**Preguntas por responder**
1) Reescriba con mayor brevedad el párrafo del relato que comienza con «Mi organismo evidenciaba efectos particulares» y conserve sus hechos principales.
2) Enumere todos los síntomas concretos que, según el relato, padeció quien narra.

**Extracto del documento**
----

No lo vi venir. Siempre cumplí al pie de la letra con los parámetros. Fui tan esquemático, riguroso, consciente de sus estragos. Quiero pensar que se coló por algún descuido. Un acto involuntario. Alguna tontería de la que siempre nos arrepentimos.
Pensé en un principio que era una gripe natural, con malestares comunes y propios de los virus pasajeros. Pero con las horas los indicios se fueron agravando, haciéndose más agudos. Ya no valía fabricarme excusas. No era un resfriado ordinario.
Me asaltó la tos y una fiebre desafortunada. Fueron apareciendo los síntomas inconfundibles. Señas inequívocas del virus de moda. Me torturaba la duda. Por eso fue disminuyendo la negación y se filtró el miedo angustiante a la realidad. Debía actuar de inmediato. Cumplir con el paso de la confirmación.
Mi organismo evidenciaba efectos particulares. Sí, quería dejarlo pasar. Hacerme el desentendido. Era la vía más cómoda. Pero el riesgo era demasiado grande. Debía aplacar las sospechas y confirmar el cuadro. Mi esposa evidenciaba efectos similares. Así que no perdimos más tiempo. Logramos que nos realizaran el PCR. Dimos el primer paso y solo restaba esperar.
Antes de que nos avisarán que teníamos el coronavirus, ya había perdido el gusto y el olfato. Éramos otros más de tantos. Nos tocaba un nuevo combate de supervivencia. Luchar contra un rival indescifrable. Capaz de cortarnos la vida, si no manteníamos la calma.

----

**Datos extraídos**
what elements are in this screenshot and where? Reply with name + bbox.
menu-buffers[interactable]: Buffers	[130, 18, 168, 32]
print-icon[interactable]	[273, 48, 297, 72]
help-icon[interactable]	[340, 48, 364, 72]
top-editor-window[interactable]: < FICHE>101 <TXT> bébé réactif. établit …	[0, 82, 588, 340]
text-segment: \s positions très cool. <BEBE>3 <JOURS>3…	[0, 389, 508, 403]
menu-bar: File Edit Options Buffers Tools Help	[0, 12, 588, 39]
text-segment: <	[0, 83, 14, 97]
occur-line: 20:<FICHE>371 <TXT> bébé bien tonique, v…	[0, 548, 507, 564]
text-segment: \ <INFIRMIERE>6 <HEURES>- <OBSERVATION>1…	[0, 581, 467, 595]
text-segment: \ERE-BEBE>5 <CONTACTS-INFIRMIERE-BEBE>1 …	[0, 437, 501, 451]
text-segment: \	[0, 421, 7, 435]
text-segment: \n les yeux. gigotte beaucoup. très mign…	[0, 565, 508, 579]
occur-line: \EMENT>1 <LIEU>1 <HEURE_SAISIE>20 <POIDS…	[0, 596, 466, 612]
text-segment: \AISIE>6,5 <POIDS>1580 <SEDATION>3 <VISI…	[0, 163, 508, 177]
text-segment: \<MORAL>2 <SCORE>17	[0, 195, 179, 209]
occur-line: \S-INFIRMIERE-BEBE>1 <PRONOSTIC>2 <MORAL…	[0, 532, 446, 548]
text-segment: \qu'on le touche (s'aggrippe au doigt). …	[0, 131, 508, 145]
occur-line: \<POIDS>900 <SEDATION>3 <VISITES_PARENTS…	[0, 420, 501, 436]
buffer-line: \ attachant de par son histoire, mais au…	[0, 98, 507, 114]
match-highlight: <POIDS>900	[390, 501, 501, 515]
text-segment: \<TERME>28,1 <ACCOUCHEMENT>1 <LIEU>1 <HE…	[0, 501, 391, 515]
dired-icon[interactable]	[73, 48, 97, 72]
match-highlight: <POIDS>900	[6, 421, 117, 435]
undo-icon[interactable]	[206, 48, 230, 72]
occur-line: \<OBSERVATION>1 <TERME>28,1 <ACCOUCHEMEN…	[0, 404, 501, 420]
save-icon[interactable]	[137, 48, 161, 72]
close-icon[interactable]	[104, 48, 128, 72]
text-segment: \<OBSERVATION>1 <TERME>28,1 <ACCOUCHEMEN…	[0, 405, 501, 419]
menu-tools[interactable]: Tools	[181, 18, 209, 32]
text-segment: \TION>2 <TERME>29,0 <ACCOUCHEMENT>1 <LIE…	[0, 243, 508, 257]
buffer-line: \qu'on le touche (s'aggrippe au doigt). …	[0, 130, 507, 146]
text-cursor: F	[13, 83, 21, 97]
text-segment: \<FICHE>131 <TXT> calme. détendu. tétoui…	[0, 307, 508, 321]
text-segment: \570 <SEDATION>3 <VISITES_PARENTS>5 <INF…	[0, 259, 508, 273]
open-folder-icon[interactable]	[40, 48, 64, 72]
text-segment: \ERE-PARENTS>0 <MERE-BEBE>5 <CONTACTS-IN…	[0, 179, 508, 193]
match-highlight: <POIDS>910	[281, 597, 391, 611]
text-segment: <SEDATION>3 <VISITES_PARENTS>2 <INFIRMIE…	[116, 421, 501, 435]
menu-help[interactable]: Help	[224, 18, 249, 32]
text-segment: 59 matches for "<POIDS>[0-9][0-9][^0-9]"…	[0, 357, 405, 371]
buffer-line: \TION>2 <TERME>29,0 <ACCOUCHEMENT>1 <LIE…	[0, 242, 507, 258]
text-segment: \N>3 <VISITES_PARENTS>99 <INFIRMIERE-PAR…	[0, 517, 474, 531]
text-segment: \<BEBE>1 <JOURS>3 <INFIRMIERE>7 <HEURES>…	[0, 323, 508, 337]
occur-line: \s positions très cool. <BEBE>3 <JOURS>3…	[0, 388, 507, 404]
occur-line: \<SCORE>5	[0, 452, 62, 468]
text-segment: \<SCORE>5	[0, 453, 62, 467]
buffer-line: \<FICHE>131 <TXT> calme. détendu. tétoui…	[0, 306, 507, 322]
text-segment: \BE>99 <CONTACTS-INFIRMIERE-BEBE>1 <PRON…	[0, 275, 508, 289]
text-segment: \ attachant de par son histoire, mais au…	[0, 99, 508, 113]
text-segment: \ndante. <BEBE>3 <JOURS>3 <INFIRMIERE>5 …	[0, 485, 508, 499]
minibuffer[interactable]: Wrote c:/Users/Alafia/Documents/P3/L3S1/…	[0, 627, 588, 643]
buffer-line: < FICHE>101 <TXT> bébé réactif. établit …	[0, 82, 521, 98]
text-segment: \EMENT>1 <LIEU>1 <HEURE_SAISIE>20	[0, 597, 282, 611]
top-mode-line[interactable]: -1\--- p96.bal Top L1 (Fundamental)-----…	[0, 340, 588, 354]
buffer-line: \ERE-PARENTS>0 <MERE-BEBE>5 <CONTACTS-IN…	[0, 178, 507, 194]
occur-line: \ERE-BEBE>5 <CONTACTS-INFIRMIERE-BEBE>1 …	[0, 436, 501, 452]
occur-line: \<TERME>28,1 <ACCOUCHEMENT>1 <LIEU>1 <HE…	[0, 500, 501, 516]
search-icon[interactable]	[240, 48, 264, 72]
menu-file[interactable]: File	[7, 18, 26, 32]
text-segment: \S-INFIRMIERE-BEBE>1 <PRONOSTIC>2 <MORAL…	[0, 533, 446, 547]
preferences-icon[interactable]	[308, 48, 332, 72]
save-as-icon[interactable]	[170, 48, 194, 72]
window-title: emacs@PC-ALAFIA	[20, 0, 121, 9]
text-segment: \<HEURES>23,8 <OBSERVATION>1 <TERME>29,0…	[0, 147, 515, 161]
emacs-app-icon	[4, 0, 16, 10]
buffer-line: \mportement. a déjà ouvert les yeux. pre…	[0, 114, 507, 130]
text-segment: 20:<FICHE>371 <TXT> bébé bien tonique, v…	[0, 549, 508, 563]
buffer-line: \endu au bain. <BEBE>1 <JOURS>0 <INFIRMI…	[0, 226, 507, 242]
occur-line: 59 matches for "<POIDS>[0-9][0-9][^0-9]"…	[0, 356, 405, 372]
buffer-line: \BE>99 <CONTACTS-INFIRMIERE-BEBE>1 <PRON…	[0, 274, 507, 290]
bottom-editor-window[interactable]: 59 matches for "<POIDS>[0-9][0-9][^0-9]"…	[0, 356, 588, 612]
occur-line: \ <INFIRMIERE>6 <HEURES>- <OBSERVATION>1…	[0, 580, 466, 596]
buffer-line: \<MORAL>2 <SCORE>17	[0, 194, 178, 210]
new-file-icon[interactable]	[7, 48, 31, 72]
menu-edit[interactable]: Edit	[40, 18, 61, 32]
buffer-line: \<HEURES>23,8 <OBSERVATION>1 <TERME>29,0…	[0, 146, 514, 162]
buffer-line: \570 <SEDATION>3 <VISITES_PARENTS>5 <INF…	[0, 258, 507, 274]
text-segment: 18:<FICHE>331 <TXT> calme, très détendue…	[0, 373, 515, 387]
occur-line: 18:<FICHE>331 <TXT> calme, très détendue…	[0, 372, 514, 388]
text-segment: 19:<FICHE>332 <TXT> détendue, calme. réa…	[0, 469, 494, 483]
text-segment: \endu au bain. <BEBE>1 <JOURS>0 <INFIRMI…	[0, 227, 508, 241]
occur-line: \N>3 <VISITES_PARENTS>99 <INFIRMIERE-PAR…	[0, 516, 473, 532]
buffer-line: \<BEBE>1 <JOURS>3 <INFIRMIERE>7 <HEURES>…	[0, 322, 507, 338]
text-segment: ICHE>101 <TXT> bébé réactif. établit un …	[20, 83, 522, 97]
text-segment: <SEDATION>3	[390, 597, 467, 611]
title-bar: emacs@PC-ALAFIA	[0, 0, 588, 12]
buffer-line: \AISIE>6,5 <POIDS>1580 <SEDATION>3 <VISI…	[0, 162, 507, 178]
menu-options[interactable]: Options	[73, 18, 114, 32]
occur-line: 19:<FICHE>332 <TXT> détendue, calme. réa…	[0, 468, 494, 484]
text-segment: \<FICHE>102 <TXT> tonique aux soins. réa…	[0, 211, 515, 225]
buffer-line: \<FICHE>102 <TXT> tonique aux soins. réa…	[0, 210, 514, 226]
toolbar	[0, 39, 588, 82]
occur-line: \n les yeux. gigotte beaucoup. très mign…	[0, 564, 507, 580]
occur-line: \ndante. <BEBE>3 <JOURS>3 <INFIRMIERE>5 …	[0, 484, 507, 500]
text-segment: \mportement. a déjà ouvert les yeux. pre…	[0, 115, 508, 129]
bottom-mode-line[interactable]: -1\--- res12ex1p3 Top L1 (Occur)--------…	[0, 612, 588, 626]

----

**Respuestas esperadas**
1) Mi organismo mostraba efectos particulares. Aunque la vía más cómoda era desentenderme, el riesgo resultaba demasiado grande y debía confirmar el cuadro. Como mi esposa presentaba efectos similares, no perdimos tiempo: conseguimos que nos hicieran el PCR y solo quedó esperar.

2)
- Tos
- Fiebre
- Pérdida del gusto
- Pérdida del olfato